--- begin Selected extract ---

SeokJoon Kim is a post-doctoral fellow at the University of Notre Dame’s International Security Center. His primary research project focuses on signaling, and the perceptions of signals between states in the international system. It is to develop a unified theory of signaling and perception drawing on insights both from rationalist theories of international politics and cognitive psychology. This research, funded by the National Science Foundation, attempts to incorporate a subjective dimension of interpreting states’ behaviors, which has been relatively ignored by the standard rationalist notion of the logic of costly signals. He uses a series of survey experiments and case studies of Americans' perceptions toward China to support his arguments.

He holds a PhD in Political Science from the George Washington University, an M.Phil. in Development Studies from the University of Cambridge, United Kingdom, and an M.A. and a B.A. in Psychology from Seoul National University, South Korea. During his year at the Notre Dame International Security Center, Seok-Joon will work on turning his dissertation into a series of papers on the theory of signaling.

--- end Selected extract ---

### The tasks
1/ According to the biography above, which organization funds his research on signaling and perception?
2/ Summarize the biography above in two sentences.
3/ Write a continuation of the biography above, picking up after its final sentence.

--- begin Entries shown ---

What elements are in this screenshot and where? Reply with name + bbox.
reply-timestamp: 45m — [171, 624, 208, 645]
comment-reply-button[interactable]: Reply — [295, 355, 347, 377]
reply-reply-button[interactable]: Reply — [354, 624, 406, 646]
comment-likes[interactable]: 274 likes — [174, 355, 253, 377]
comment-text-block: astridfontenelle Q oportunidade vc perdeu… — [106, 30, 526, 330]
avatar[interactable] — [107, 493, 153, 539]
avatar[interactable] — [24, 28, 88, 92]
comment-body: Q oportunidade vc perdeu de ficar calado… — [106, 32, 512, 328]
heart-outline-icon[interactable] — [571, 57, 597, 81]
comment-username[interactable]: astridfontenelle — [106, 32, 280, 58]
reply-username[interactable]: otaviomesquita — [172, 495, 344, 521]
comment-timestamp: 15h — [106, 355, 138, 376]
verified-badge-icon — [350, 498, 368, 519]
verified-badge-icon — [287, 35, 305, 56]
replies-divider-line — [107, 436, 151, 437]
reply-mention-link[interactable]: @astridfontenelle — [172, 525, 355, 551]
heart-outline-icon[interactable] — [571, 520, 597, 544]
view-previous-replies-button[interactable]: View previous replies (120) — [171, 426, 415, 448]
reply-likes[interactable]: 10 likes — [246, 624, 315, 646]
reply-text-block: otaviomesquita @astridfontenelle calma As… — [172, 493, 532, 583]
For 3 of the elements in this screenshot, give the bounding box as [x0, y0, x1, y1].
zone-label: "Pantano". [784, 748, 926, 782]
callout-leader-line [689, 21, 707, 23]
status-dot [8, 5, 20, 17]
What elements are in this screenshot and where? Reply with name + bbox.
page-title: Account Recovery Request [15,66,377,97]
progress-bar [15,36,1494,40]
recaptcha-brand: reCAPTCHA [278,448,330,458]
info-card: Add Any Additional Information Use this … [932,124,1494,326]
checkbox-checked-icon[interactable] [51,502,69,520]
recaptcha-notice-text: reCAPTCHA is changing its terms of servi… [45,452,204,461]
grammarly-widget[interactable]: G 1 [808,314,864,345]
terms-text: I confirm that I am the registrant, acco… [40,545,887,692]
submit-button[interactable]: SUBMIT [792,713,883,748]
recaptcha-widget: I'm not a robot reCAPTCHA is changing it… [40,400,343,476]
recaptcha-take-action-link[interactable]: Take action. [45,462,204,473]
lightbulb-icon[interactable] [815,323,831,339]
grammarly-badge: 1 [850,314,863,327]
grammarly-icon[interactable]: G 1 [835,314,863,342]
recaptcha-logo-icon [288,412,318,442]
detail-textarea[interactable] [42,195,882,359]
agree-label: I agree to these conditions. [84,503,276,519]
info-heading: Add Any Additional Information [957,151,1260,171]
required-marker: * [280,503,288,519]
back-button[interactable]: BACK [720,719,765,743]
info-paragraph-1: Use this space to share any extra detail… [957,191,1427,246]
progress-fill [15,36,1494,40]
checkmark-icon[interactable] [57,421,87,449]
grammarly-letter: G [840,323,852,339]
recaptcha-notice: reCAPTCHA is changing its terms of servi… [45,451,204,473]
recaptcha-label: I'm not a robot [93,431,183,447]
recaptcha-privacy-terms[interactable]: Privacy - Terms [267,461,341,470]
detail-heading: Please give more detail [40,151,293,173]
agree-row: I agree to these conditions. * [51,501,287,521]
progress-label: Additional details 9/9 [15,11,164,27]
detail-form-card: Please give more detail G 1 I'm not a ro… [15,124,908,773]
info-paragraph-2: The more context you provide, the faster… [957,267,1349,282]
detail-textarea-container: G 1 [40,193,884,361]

--- end Entries shown ---

### The answers
1/ The National Science Foundation.

2/ SeokJoon Kim is a post-doctoral fellow at the University of Notre Dame's International Security Center whose research, funded by the National Science Foundation, seeks a unified theory of signaling and perception between states that draws on rationalist theories of international politics and cognitive psychology. He holds a PhD in Political Science from the George Washington University, and during his year at the center he will turn his dissertation into a series of papers on the theory of signaling.

3/
His primary research project, "Do Costly Signals Matter? Unifying Theories of Signaling and Perceptions in International Relations," focuses on signaling and the perceptions of signals between states in the international system. He has three major arguments based on findings drawn from a series of survey experiments and case studies.

He argues that those perceiving an adversary’s actions tend to have a conservative bias: they are late in lowering their guard against enemies exhibiting conciliatory gestures and quick in responding to threats (i.e., a strong and aggressive enemy). Contrary to defensive and motivational realists’ arguments, he argues, costly signals of a hypothetical adversary intended to reassure are not perceived as credible. In contrast, the rationalist theory of costly signals effectively predicts observers’ response to those signals that embody the aggressive motives of a state.

He also contends that democracies receive the benefit of the doubt. When disputes are limited to rhetoric, people perceive democracies to be less threatening, even if those democracies say what any non-democratic country would. However, once disputes elevate to the level of tangible, costly signals, individuals begin to evaluate only the actions on display without regard for regime type.

Finally, he claims that a normative dimension is as important as a material dimension in the theory of signaling. He found that nonmaterial aspects such as information about how a state treats its domestic ethnic/religious/racial minorities affected how perceivers of signals assessed threats posed by a state and how they made foreign policy choices towards that state. Similarly, information about how a state treats other troubled countries suffering from poverty or conflicts also affected observers’ threat perceptions and attitudes towards the signal-sending state.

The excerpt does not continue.